Write the data out again exactly, with no pictures.

===== Given data

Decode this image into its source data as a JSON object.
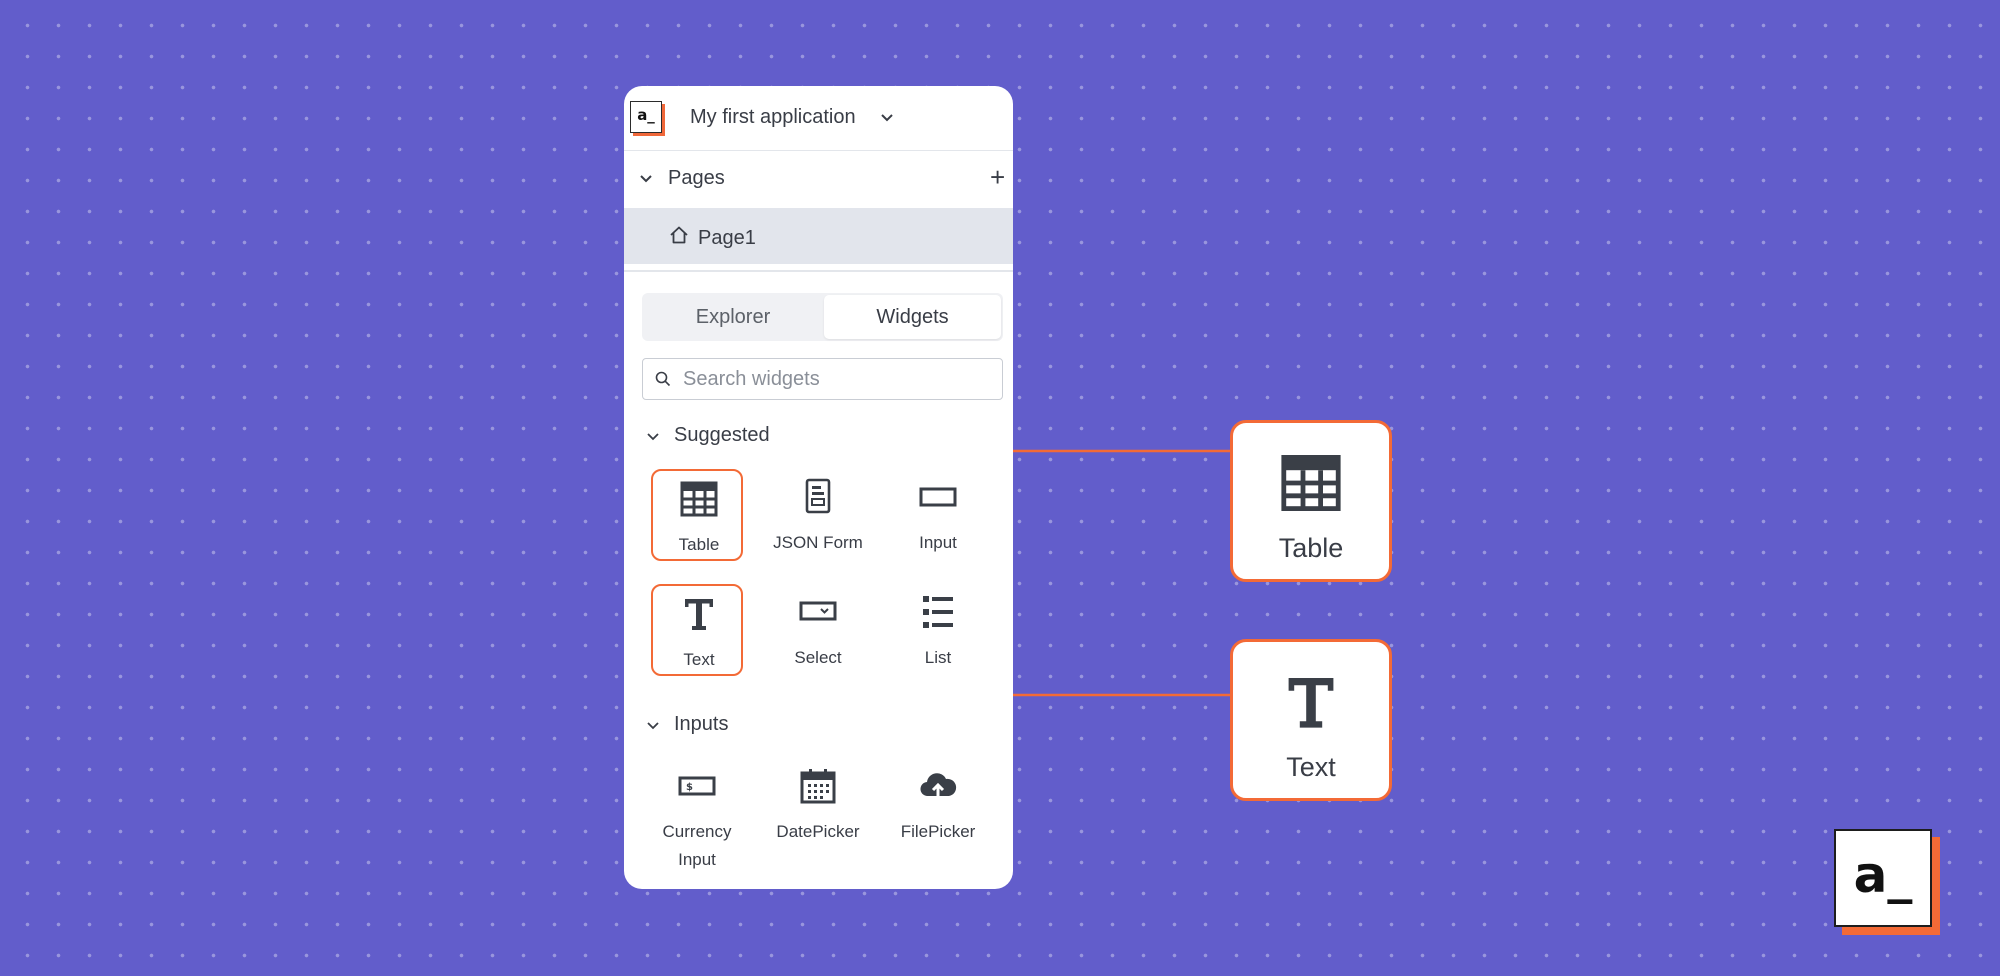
{
  "app": {
    "logo_text": "a_",
    "title": "My first application"
  },
  "pages": {
    "section_label": "Pages",
    "add_symbol": "+",
    "items": [
      {
        "label": "Page1"
      }
    ]
  },
  "tabs": [
    {
      "label": "Explorer",
      "active": false
    },
    {
      "label": "Widgets",
      "active": true
    }
  ],
  "search": {
    "placeholder": "Search widgets",
    "value": ""
  },
  "sections": {
    "suggested": {
      "label": "Suggested",
      "widgets": [
        {
          "label": "Table",
          "icon": "table-icon",
          "highlighted": true
        },
        {
          "label": "JSON Form",
          "icon": "json-form-icon",
          "highlighted": false
        },
        {
          "label": "Input",
          "icon": "input-icon",
          "highlighted": false
        },
        {
          "label": "Text",
          "icon": "text-icon",
          "highlighted": true
        },
        {
          "label": "Select",
          "icon": "select-icon",
          "highlighted": false
        },
        {
          "label": "List",
          "icon": "list-icon",
          "highlighted": false
        }
      ]
    },
    "inputs": {
      "label": "Inputs",
      "widgets": [
        {
          "label": "Currency\nInput",
          "line1": "Currency",
          "line2": "Input",
          "icon": "currency-input-icon"
        },
        {
          "label": "DatePicker",
          "icon": "calendar-icon"
        },
        {
          "label": "FilePicker",
          "icon": "cloud-upload-icon"
        }
      ]
    }
  },
  "callouts": [
    {
      "label": "Table",
      "icon": "table-icon"
    },
    {
      "label": "Text",
      "icon": "text-icon"
    }
  ],
  "brand_logo_text": "a_",
  "colors": {
    "background": "#625dcb",
    "accent": "#f36a36",
    "panel": "#ffffff",
    "selected_row": "#e2e5ec",
    "text": "#393d46"
  }
}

==========

Written answer.
Decode this image into its source data as a JSON object.
{
  "app": {
    "logo_text": "a_",
    "title": "My first application"
  },
  "pages": {
    "section_label": "Pages",
    "add_symbol": "+",
    "items": [
      {
        "label": "Page1"
      }
    ]
  },
  "tabs": [
    {
      "label": "Explorer",
      "active": false
    },
    {
      "label": "Widgets",
      "active": true
    }
  ],
  "search": {
    "placeholder": "Search widgets",
    "value": ""
  },
  "sections": {
    "suggested": {
      "label": "Suggested",
      "widgets": [
        {
          "label": "Table",
          "icon": "table-icon",
          "highlighted": true
        },
        {
          "label": "JSON Form",
          "icon": "json-form-icon",
          "highlighted": false
        },
        {
          "label": "Input",
          "icon": "input-icon",
          "highlighted": false
        },
        {
          "label": "Text",
          "icon": "text-icon",
          "highlighted": true
        },
        {
          "label": "Select",
          "icon": "select-icon",
          "highlighted": false
        },
        {
          "label": "List",
          "icon": "list-icon",
          "highlighted": false
        }
      ]
    },
    "inputs": {
      "label": "Inputs",
      "widgets": [
        {
          "label": "Currency\nInput",
          "line1": "Currency",
          "line2": "Input",
          "icon": "currency-input-icon"
        },
        {
          "label": "DatePicker",
          "icon": "calendar-icon"
        },
        {
          "label": "FilePicker",
          "icon": "cloud-upload-icon"
        }
      ]
    }
  },
  "callouts": [
    {
      "label": "Table",
      "icon": "table-icon"
    },
    {
      "label": "Text",
      "icon": "text-icon"
    }
  ],
  "brand_logo_text": "a_",
  "colors": {
    "background": "#625dcb",
    "accent": "#f36a36",
    "panel": "#ffffff",
    "selected_row": "#e2e5ec",
    "text": "#393d46"
  }
}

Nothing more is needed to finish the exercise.